TASK REQUIREMENTS → Reproduce the records. Keep every word exact and include no images.
— begin MATERIAL PROVIDED —
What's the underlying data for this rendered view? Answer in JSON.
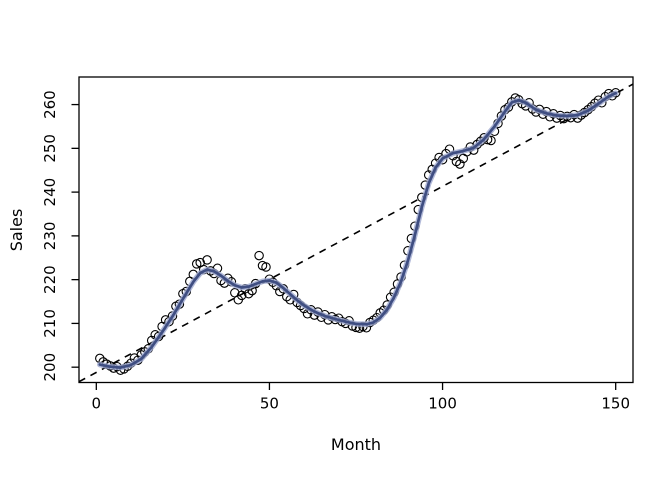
{
  "figure": {
    "background": "#ffffff",
    "description": "R base-graphics scatter plot of monthly sales with loess smooth and dashed linear trend"
  },
  "chart_data": {
    "type": "scatter",
    "title": "",
    "xlabel": "Month",
    "ylabel": "Sales",
    "xlim": [
      -5,
      155
    ],
    "ylim": [
      196.5,
      266.3
    ],
    "xticks": [
      0,
      50,
      100,
      150
    ],
    "yticks": [
      200,
      210,
      220,
      230,
      240,
      250,
      260
    ],
    "grid": false,
    "legend": null,
    "colors": {
      "point_stroke": "#000000",
      "smooth_core": "#3f4e82",
      "smooth_halo": "#9fa9cf",
      "trend": "#000000",
      "axis": "#000000"
    },
    "series": [
      {
        "name": "observed-sales",
        "type": "scatter",
        "marker": "open-circle",
        "x_start": 1,
        "x_step": 1,
        "values": [
          202.0,
          201.2,
          200.7,
          200.3,
          199.8,
          200.1,
          199.3,
          199.6,
          200.2,
          200.9,
          202.1,
          201.6,
          202.8,
          203.5,
          204.2,
          206.1,
          207.4,
          207.0,
          209.3,
          210.8,
          210.4,
          211.7,
          213.9,
          214.4,
          216.8,
          217.3,
          219.6,
          221.2,
          223.6,
          223.9,
          222.3,
          224.5,
          222.0,
          221.4,
          222.6,
          219.8,
          219.2,
          220.3,
          219.5,
          217.0,
          215.4,
          216.4,
          217.9,
          216.8,
          217.5,
          219.1,
          225.5,
          223.2,
          222.9,
          220.1,
          219.4,
          218.6,
          217.3,
          217.9,
          216.1,
          215.4,
          216.6,
          214.8,
          214.1,
          213.4,
          212.2,
          213.1,
          211.9,
          212.6,
          211.4,
          212.0,
          210.8,
          211.5,
          210.9,
          211.2,
          210.4,
          210.0,
          210.6,
          209.4,
          209.1,
          208.9,
          209.3,
          209.0,
          210.2,
          210.7,
          211.3,
          212.4,
          213.0,
          214.2,
          216.0,
          217.1,
          219.0,
          220.6,
          223.3,
          226.6,
          229.4,
          232.2,
          236.0,
          238.8,
          241.6,
          243.9,
          245.2,
          246.6,
          247.9,
          247.4,
          248.8,
          249.8,
          248.3,
          247.0,
          246.4,
          247.7,
          249.2,
          250.3,
          249.6,
          250.9,
          251.6,
          252.4,
          252.0,
          251.8,
          253.9,
          255.7,
          257.4,
          258.8,
          259.4,
          260.6,
          261.5,
          261.1,
          260.2,
          259.7,
          260.4,
          259.0,
          258.3,
          258.9,
          257.8,
          258.4,
          257.2,
          257.9,
          256.9,
          257.5,
          256.8,
          257.3,
          257.0,
          257.7,
          256.9,
          257.6,
          258.2,
          258.8,
          259.5,
          260.3,
          261.0,
          260.4,
          261.8,
          262.5,
          262.0,
          262.7
        ]
      },
      {
        "name": "loess-smooth",
        "type": "line",
        "x": [
          1,
          4,
          7,
          10,
          13,
          16,
          19,
          22,
          25,
          28,
          30,
          32,
          34,
          36,
          38,
          40,
          42,
          44,
          46,
          48,
          50,
          52,
          54,
          56,
          58,
          60,
          63,
          66,
          69,
          72,
          75,
          78,
          80,
          82,
          84,
          86,
          88,
          90,
          92,
          94,
          96,
          98,
          100,
          103,
          106,
          109,
          112,
          115,
          118,
          120,
          122,
          124,
          127,
          130,
          133,
          136,
          139,
          142,
          145,
          148,
          150
        ],
        "y": [
          200.6,
          200.1,
          199.9,
          200.5,
          201.9,
          204.6,
          208.0,
          211.6,
          215.6,
          219.5,
          221.5,
          222.3,
          221.9,
          220.9,
          219.7,
          218.7,
          218.2,
          218.4,
          219.0,
          219.6,
          219.8,
          219.3,
          218.1,
          216.7,
          215.3,
          214.1,
          212.7,
          211.7,
          211.0,
          210.4,
          209.9,
          209.8,
          210.2,
          211.3,
          213.2,
          216.0,
          219.6,
          224.3,
          230.2,
          236.6,
          242.0,
          245.6,
          247.7,
          248.9,
          249.4,
          250.1,
          252.1,
          255.0,
          258.4,
          260.5,
          261.0,
          260.4,
          258.8,
          258.0,
          257.5,
          257.4,
          257.6,
          258.6,
          260.2,
          261.9,
          262.6
        ]
      },
      {
        "name": "linear-trend",
        "type": "line",
        "style": "dashed",
        "intercept": 198.8,
        "slope": 0.425
      }
    ]
  }
}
— end MATERIAL PROVIDED —
TASK ANSWER →
What's the underlying data for this rendered view? Answer in JSON.
{
  "figure": {
    "background": "#ffffff",
    "description": "R base-graphics scatter plot of monthly sales with loess smooth and dashed linear trend"
  },
  "chart_data": {
    "type": "scatter",
    "title": "",
    "xlabel": "Month",
    "ylabel": "Sales",
    "xlim": [
      -5,
      155
    ],
    "ylim": [
      196.5,
      266.3
    ],
    "xticks": [
      0,
      50,
      100,
      150
    ],
    "yticks": [
      200,
      210,
      220,
      230,
      240,
      250,
      260
    ],
    "grid": false,
    "legend": null,
    "colors": {
      "point_stroke": "#000000",
      "smooth_core": "#3f4e82",
      "smooth_halo": "#9fa9cf",
      "trend": "#000000",
      "axis": "#000000"
    },
    "series": [
      {
        "name": "observed-sales",
        "type": "scatter",
        "marker": "open-circle",
        "x_start": 1,
        "x_step": 1,
        "values": [
          202.0,
          201.2,
          200.7,
          200.3,
          199.8,
          200.1,
          199.3,
          199.6,
          200.2,
          200.9,
          202.1,
          201.6,
          202.8,
          203.5,
          204.2,
          206.1,
          207.4,
          207.0,
          209.3,
          210.8,
          210.4,
          211.7,
          213.9,
          214.4,
          216.8,
          217.3,
          219.6,
          221.2,
          223.6,
          223.9,
          222.3,
          224.5,
          222.0,
          221.4,
          222.6,
          219.8,
          219.2,
          220.3,
          219.5,
          217.0,
          215.4,
          216.4,
          217.9,
          216.8,
          217.5,
          219.1,
          225.5,
          223.2,
          222.9,
          220.1,
          219.4,
          218.6,
          217.3,
          217.9,
          216.1,
          215.4,
          216.6,
          214.8,
          214.1,
          213.4,
          212.2,
          213.1,
          211.9,
          212.6,
          211.4,
          212.0,
          210.8,
          211.5,
          210.9,
          211.2,
          210.4,
          210.0,
          210.6,
          209.4,
          209.1,
          208.9,
          209.3,
          209.0,
          210.2,
          210.7,
          211.3,
          212.4,
          213.0,
          214.2,
          216.0,
          217.1,
          219.0,
          220.6,
          223.3,
          226.6,
          229.4,
          232.2,
          236.0,
          238.8,
          241.6,
          243.9,
          245.2,
          246.6,
          247.9,
          247.4,
          248.8,
          249.8,
          248.3,
          247.0,
          246.4,
          247.7,
          249.2,
          250.3,
          249.6,
          250.9,
          251.6,
          252.4,
          252.0,
          251.8,
          253.9,
          255.7,
          257.4,
          258.8,
          259.4,
          260.6,
          261.5,
          261.1,
          260.2,
          259.7,
          260.4,
          259.0,
          258.3,
          258.9,
          257.8,
          258.4,
          257.2,
          257.9,
          256.9,
          257.5,
          256.8,
          257.3,
          257.0,
          257.7,
          256.9,
          257.6,
          258.2,
          258.8,
          259.5,
          260.3,
          261.0,
          260.4,
          261.8,
          262.5,
          262.0,
          262.7
        ]
      },
      {
        "name": "loess-smooth",
        "type": "line",
        "x": [
          1,
          4,
          7,
          10,
          13,
          16,
          19,
          22,
          25,
          28,
          30,
          32,
          34,
          36,
          38,
          40,
          42,
          44,
          46,
          48,
          50,
          52,
          54,
          56,
          58,
          60,
          63,
          66,
          69,
          72,
          75,
          78,
          80,
          82,
          84,
          86,
          88,
          90,
          92,
          94,
          96,
          98,
          100,
          103,
          106,
          109,
          112,
          115,
          118,
          120,
          122,
          124,
          127,
          130,
          133,
          136,
          139,
          142,
          145,
          148,
          150
        ],
        "y": [
          200.6,
          200.1,
          199.9,
          200.5,
          201.9,
          204.6,
          208.0,
          211.6,
          215.6,
          219.5,
          221.5,
          222.3,
          221.9,
          220.9,
          219.7,
          218.7,
          218.2,
          218.4,
          219.0,
          219.6,
          219.8,
          219.3,
          218.1,
          216.7,
          215.3,
          214.1,
          212.7,
          211.7,
          211.0,
          210.4,
          209.9,
          209.8,
          210.2,
          211.3,
          213.2,
          216.0,
          219.6,
          224.3,
          230.2,
          236.6,
          242.0,
          245.6,
          247.7,
          248.9,
          249.4,
          250.1,
          252.1,
          255.0,
          258.4,
          260.5,
          261.0,
          260.4,
          258.8,
          258.0,
          257.5,
          257.4,
          257.6,
          258.6,
          260.2,
          261.9,
          262.6
        ]
      },
      {
        "name": "linear-trend",
        "type": "line",
        "style": "dashed",
        "intercept": 198.8,
        "slope": 0.425
      }
    ]
  }
}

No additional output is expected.